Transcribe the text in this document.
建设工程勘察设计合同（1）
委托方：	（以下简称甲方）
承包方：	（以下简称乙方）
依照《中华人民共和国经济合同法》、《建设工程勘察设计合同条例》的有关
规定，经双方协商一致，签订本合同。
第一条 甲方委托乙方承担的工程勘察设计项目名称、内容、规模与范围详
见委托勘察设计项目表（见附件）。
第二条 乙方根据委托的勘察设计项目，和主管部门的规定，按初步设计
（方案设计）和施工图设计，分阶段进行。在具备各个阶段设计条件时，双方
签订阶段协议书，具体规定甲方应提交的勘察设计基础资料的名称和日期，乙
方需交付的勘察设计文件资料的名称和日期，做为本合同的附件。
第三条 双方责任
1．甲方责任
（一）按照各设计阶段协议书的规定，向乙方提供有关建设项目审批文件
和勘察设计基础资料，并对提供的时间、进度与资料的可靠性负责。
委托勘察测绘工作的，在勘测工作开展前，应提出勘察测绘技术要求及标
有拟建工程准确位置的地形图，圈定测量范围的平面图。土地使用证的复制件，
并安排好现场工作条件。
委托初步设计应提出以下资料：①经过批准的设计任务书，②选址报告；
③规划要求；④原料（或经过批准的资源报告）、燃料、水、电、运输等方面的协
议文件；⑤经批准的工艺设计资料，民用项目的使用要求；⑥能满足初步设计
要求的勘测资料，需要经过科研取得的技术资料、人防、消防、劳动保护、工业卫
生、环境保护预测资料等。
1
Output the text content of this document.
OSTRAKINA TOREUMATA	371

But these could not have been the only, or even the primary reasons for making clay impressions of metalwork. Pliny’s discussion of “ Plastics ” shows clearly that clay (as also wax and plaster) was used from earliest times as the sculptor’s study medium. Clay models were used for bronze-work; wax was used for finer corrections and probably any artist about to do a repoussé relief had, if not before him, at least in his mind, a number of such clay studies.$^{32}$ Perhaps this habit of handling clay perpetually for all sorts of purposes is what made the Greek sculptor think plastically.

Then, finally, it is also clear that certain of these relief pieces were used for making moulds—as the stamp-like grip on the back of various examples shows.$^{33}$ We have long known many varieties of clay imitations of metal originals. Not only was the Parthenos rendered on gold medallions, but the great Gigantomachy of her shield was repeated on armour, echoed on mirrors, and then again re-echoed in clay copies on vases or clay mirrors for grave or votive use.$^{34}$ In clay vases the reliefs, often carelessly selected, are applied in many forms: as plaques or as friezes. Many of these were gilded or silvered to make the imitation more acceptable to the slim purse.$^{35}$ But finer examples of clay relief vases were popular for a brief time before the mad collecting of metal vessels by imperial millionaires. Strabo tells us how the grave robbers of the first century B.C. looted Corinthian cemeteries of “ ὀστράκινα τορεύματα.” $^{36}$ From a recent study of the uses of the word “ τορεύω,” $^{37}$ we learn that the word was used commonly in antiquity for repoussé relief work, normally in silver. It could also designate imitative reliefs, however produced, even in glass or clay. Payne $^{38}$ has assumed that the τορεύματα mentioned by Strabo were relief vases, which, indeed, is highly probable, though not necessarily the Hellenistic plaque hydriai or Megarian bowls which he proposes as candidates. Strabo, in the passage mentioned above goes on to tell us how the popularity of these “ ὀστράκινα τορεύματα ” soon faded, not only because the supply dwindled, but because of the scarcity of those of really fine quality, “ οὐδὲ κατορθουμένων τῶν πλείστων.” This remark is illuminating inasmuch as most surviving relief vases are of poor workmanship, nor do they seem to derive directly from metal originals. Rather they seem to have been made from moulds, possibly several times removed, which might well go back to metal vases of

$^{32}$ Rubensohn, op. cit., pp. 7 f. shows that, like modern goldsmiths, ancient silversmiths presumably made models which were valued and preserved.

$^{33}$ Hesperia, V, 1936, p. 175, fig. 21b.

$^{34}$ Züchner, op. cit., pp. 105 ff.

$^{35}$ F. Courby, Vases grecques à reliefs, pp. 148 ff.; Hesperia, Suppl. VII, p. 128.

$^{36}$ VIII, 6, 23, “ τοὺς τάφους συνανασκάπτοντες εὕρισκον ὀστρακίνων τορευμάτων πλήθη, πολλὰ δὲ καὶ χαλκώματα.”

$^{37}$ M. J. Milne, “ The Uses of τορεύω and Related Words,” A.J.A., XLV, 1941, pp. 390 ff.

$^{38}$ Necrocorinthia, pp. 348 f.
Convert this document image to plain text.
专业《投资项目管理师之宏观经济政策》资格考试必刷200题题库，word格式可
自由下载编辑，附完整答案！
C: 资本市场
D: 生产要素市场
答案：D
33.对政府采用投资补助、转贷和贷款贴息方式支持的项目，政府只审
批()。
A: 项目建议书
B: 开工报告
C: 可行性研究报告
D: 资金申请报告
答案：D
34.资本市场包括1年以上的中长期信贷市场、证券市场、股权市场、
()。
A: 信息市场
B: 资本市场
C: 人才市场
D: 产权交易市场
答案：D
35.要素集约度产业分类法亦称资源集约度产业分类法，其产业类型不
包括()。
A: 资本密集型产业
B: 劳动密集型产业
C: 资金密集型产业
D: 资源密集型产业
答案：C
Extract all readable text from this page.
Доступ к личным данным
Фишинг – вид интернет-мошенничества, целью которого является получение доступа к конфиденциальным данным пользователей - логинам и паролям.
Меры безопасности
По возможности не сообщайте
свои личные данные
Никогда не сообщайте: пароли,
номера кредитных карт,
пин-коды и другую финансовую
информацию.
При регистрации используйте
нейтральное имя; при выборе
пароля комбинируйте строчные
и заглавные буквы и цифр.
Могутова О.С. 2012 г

▶ _YOUR INSTRUCTIONS_
Return all lines containing "text".

▶ _EXPECTED ANSWER_
Transcribe the text in this document.
Output the text content of this document.
Convert this document image to plain text.
Extract all readable text from this page.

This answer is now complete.